**Exercise:** Can you rewrite the entries below as a Markdown table with the columns Line and Text, starting with the line containing "Decompose this screenshot" and going on through the line containing "legend-area: 5 1"? Number each row, skip blank lines, and leave out the pictures.

** START Given records **

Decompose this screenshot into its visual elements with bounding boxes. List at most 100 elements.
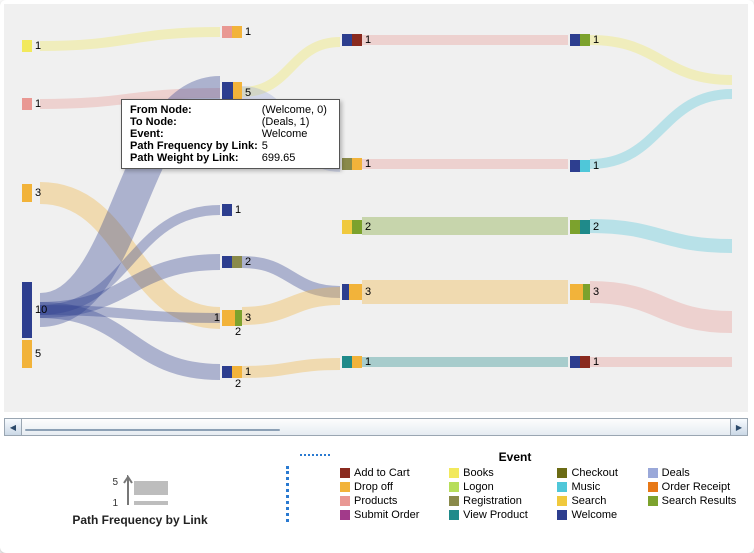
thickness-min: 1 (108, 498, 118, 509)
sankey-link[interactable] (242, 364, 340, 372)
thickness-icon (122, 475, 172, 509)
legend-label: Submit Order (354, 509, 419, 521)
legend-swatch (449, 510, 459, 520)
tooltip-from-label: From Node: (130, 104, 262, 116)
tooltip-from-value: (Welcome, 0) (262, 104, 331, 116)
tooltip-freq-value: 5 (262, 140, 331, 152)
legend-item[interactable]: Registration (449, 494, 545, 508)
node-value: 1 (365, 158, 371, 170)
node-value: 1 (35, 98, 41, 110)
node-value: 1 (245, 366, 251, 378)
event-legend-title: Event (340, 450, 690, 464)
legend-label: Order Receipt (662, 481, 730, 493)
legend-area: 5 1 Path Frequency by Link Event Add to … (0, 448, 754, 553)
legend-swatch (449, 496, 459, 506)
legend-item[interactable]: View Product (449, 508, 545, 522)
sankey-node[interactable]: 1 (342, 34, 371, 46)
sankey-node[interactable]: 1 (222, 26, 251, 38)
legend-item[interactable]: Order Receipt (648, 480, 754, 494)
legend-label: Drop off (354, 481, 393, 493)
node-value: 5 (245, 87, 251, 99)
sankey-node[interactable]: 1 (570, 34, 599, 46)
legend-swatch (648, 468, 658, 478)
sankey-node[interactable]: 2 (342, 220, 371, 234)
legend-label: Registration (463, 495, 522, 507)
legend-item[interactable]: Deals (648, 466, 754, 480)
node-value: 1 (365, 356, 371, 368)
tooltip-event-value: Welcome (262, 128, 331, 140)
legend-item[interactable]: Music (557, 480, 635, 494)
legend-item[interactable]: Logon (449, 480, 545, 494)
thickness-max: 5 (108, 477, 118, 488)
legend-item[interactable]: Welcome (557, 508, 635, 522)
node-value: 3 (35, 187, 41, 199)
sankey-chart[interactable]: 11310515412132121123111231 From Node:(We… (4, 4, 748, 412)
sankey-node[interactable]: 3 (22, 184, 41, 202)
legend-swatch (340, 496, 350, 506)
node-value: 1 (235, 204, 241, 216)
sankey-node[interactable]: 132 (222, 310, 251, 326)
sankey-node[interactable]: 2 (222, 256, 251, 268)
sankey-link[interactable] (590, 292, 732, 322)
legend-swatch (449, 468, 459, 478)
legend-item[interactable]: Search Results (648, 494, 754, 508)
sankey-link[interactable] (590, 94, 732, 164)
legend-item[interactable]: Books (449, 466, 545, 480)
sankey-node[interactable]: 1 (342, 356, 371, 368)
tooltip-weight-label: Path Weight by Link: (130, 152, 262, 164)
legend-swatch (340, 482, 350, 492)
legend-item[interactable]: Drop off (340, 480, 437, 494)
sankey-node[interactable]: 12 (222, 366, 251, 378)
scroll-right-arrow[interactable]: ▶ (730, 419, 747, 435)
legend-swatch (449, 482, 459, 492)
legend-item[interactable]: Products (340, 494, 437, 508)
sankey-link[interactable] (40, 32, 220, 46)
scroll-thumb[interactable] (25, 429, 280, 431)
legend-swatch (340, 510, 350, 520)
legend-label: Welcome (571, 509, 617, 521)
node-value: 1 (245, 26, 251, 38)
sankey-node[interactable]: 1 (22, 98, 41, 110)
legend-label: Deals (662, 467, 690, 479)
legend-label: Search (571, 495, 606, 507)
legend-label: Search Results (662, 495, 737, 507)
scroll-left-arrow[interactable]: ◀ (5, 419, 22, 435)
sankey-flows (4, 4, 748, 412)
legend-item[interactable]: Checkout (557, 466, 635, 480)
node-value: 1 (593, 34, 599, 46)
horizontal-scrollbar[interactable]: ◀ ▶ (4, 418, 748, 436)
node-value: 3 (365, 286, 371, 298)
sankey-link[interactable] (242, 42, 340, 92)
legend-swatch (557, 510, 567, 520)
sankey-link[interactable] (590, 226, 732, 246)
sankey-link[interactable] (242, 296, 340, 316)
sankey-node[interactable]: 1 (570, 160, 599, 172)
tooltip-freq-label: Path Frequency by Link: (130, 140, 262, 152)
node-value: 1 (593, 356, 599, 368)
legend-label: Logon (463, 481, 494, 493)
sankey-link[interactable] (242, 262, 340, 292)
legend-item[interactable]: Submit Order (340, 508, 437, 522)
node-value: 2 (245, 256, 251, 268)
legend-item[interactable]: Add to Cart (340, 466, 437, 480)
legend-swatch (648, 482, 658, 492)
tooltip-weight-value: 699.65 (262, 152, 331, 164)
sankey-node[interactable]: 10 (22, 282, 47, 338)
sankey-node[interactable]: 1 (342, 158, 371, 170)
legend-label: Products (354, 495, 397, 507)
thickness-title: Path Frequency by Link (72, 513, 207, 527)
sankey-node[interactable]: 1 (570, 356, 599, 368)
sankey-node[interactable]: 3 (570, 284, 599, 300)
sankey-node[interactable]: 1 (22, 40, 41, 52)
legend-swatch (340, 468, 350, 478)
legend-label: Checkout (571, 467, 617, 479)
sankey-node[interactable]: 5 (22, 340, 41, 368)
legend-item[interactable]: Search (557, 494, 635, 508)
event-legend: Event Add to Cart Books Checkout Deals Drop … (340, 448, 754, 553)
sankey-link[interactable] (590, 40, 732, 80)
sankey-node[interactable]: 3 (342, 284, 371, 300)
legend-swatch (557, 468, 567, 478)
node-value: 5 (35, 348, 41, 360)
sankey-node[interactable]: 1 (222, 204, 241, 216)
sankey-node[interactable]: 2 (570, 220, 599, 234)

** END Given records **
** START Given records **

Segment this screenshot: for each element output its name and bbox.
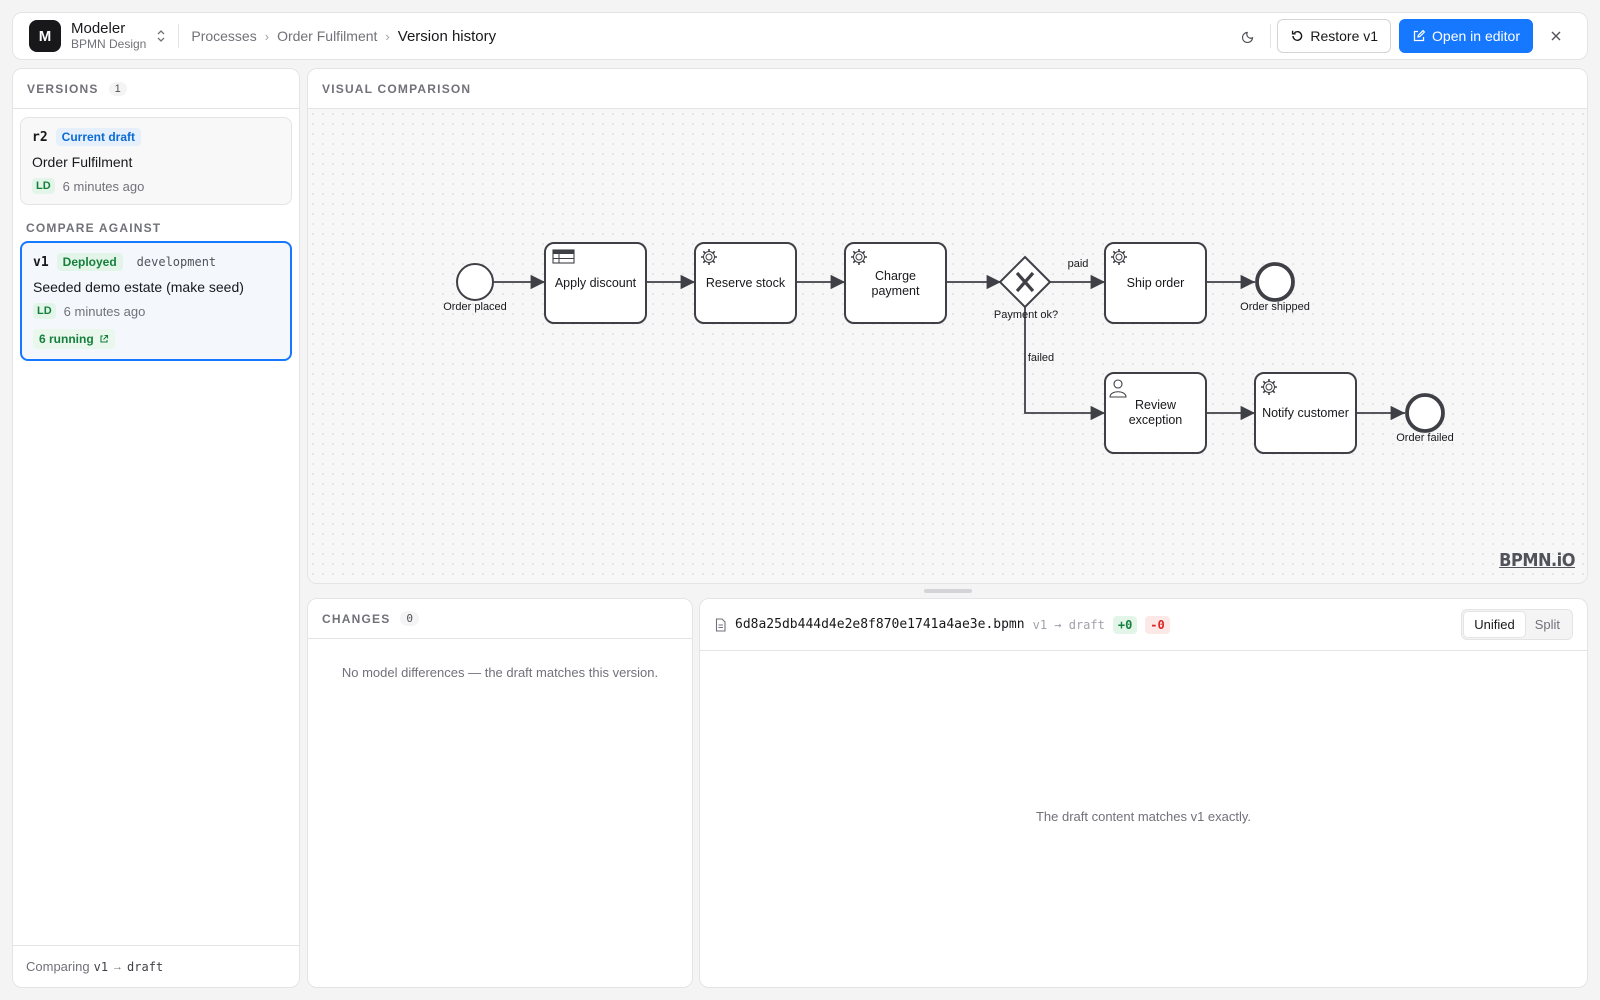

** END Given records **

**Solution to this problem:**
| Line | Text |
|---|---|
| 1 | Decompose this screenshot into its visual elements with bounding boxes. List at most 100 elements. |
| 2 | thickness-min: 1 (108, 498, 118, 509) |
| 3 | sankey-link[interactable] (242, 364, 340, 372) |
| 4 | thickness-icon (122, 475, 172, 509) |
| 5 | legend-label: Submit Order (354, 509, 419, 521) |
| 6 | legend-swatch (449, 510, 459, 520) |
| 7 | tooltip-from-label: From Node: (130, 104, 262, 116) |
| 8 | tooltip-from-value: (Welcome, 0) (262, 104, 331, 116) |
| 9 | tooltip-freq-value: 5 (262, 140, 331, 152) |
| 10 | legend-item[interactable]: Registration (449, 494, 545, 508) |
| 11 | node-value: 1 (365, 158, 371, 170) |
| 12 | node-value: 1 (35, 98, 41, 110) |
| 13 | node-value: 1 (245, 366, 251, 378) |
| 14 | event-legend-title: Event (340, 450, 690, 464) |
| 15 | legend-label: Order Receipt (662, 481, 730, 493) |
| 16 | legend-area: 5 1 Path Frequency by Link Event Add to … (0, 448, 754, 553) |